**AIM OF THE TASK:**
Copy each line below in which the word "Research" occurs.

**RECORD SET:**

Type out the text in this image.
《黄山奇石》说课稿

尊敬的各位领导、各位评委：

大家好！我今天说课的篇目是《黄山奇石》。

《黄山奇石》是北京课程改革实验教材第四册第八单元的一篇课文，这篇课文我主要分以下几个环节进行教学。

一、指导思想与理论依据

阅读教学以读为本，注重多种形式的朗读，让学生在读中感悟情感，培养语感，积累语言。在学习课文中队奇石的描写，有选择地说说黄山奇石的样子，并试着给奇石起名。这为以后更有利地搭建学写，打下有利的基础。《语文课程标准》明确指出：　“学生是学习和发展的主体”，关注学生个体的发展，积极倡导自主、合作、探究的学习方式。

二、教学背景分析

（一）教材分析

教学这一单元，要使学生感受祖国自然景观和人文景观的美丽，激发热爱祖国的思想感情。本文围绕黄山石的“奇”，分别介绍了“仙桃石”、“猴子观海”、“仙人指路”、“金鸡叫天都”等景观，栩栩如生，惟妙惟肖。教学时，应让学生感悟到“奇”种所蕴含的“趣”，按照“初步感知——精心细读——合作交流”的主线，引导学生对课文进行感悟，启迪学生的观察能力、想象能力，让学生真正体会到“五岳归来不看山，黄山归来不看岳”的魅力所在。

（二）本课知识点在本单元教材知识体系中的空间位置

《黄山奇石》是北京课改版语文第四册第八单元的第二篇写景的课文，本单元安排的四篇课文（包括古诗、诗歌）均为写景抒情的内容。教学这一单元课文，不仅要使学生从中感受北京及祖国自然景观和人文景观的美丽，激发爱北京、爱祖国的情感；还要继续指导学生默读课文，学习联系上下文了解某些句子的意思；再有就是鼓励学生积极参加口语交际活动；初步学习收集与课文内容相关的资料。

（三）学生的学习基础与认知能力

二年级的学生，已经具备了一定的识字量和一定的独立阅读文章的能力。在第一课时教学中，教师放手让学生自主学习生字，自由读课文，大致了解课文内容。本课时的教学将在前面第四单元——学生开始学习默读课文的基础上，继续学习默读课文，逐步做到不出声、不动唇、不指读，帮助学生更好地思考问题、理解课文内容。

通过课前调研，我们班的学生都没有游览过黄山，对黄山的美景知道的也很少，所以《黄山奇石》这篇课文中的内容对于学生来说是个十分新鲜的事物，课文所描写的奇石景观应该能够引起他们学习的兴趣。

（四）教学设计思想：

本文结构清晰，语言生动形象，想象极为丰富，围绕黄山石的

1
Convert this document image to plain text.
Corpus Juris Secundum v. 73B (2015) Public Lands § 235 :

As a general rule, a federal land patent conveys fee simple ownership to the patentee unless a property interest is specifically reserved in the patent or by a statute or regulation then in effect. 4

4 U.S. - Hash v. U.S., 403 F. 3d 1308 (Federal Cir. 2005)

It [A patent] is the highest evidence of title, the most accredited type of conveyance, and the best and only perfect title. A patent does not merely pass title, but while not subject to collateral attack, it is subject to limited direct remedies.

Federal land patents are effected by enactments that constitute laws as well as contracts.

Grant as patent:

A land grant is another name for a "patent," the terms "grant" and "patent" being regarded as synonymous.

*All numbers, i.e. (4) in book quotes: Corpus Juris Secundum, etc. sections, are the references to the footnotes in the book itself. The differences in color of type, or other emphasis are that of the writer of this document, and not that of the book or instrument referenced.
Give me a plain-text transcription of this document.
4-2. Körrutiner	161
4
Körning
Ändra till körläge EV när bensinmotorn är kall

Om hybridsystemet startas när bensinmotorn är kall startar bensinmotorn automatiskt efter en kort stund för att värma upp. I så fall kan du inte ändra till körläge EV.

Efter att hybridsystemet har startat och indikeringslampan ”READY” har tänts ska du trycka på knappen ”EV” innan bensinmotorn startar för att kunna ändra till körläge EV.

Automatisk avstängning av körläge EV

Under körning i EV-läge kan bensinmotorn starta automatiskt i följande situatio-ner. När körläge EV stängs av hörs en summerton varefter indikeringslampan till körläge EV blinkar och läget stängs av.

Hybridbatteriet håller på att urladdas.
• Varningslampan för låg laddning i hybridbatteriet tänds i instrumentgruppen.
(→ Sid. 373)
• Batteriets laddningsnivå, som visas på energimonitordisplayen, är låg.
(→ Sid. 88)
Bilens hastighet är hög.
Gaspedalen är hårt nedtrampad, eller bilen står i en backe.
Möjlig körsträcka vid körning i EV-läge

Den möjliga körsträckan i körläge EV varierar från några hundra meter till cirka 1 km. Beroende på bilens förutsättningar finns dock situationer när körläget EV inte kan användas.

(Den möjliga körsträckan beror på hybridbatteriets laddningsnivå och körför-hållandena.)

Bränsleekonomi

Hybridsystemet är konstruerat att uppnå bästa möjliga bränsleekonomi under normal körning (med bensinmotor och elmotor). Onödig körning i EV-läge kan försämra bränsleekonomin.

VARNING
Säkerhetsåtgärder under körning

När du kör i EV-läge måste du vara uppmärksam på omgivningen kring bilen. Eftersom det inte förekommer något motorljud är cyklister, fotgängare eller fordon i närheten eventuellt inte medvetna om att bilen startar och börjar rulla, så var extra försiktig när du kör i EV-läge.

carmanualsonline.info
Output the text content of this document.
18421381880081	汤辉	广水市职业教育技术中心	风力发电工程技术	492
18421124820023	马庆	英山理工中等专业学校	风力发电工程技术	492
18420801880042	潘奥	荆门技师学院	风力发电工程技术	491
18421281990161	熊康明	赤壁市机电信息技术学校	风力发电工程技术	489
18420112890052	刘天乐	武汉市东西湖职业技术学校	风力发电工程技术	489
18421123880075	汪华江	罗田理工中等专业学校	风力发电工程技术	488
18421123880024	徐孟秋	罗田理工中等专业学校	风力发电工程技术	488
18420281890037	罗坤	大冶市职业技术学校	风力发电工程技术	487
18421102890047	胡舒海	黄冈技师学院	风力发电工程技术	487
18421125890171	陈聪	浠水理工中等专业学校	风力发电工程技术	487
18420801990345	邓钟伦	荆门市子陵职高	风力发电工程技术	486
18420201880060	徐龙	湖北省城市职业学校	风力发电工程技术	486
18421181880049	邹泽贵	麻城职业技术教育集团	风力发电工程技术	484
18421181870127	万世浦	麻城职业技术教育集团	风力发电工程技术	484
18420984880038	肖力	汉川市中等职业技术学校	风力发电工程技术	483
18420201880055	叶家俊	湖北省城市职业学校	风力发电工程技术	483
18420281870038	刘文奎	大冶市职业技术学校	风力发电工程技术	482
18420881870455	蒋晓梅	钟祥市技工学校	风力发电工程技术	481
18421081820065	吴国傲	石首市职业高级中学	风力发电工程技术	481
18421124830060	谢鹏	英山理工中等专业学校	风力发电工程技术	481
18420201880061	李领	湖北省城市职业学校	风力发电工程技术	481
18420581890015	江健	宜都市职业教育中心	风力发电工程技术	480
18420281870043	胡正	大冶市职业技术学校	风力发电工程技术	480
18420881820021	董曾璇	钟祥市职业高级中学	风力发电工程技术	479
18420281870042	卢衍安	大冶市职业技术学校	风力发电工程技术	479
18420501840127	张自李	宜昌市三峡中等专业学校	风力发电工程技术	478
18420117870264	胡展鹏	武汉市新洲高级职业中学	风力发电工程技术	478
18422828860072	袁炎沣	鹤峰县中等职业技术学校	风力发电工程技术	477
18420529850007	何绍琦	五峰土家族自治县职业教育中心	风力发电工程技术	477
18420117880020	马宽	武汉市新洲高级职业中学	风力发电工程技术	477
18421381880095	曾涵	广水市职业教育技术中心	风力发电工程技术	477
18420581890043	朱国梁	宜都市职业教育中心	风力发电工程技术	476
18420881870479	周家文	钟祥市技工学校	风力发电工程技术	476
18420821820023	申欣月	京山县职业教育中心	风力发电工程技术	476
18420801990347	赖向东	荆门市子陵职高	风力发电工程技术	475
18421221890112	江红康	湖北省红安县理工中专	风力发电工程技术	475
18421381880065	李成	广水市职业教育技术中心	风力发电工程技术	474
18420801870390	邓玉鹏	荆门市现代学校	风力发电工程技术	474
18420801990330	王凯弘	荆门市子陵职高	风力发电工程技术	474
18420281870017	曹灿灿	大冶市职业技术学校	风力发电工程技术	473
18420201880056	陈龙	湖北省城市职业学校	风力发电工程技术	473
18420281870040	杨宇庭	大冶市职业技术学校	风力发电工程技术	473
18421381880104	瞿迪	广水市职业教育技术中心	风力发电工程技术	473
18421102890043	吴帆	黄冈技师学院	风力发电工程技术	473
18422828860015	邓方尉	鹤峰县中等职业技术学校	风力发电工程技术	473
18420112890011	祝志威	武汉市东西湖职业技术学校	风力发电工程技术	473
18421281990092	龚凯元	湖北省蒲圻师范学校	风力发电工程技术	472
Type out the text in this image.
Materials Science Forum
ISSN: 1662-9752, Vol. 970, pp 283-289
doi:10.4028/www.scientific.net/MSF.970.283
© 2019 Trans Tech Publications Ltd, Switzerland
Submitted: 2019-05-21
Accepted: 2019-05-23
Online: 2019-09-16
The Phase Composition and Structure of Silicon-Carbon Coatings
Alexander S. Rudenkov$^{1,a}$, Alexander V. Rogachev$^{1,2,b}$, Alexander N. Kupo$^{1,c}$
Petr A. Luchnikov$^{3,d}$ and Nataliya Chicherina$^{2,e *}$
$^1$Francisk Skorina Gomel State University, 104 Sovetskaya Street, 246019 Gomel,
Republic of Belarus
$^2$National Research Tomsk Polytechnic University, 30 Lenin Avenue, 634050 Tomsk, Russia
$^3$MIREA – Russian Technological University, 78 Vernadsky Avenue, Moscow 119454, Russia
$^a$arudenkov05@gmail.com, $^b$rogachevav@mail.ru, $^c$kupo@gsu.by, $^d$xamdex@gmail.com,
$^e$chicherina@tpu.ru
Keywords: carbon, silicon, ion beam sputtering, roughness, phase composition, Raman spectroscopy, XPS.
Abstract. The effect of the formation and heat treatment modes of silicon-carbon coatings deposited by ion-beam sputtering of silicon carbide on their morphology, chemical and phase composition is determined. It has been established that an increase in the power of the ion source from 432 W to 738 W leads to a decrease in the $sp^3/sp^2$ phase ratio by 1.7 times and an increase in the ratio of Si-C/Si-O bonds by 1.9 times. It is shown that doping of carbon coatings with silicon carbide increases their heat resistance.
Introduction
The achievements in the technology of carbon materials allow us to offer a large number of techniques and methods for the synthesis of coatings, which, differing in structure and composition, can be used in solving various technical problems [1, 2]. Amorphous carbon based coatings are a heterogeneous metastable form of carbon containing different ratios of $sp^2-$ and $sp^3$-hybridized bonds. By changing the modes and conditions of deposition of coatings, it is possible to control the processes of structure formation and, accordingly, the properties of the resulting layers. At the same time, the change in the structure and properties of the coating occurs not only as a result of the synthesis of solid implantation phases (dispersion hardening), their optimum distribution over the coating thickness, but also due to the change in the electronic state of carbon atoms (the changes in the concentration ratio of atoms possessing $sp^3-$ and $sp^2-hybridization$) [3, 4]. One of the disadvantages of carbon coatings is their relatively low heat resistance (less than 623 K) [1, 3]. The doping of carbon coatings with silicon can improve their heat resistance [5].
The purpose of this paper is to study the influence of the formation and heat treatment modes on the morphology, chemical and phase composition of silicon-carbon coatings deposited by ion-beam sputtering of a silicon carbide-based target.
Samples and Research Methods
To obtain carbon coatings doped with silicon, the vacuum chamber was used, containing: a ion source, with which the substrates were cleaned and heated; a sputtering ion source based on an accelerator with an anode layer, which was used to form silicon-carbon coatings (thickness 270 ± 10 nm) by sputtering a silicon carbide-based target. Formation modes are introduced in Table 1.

**WRITTEN SOLUTION:**
$^2$National Research Tomsk Polytechnic University, 30 Lenin Avenue, 634050 Tomsk, Russia
Samples and Research Methods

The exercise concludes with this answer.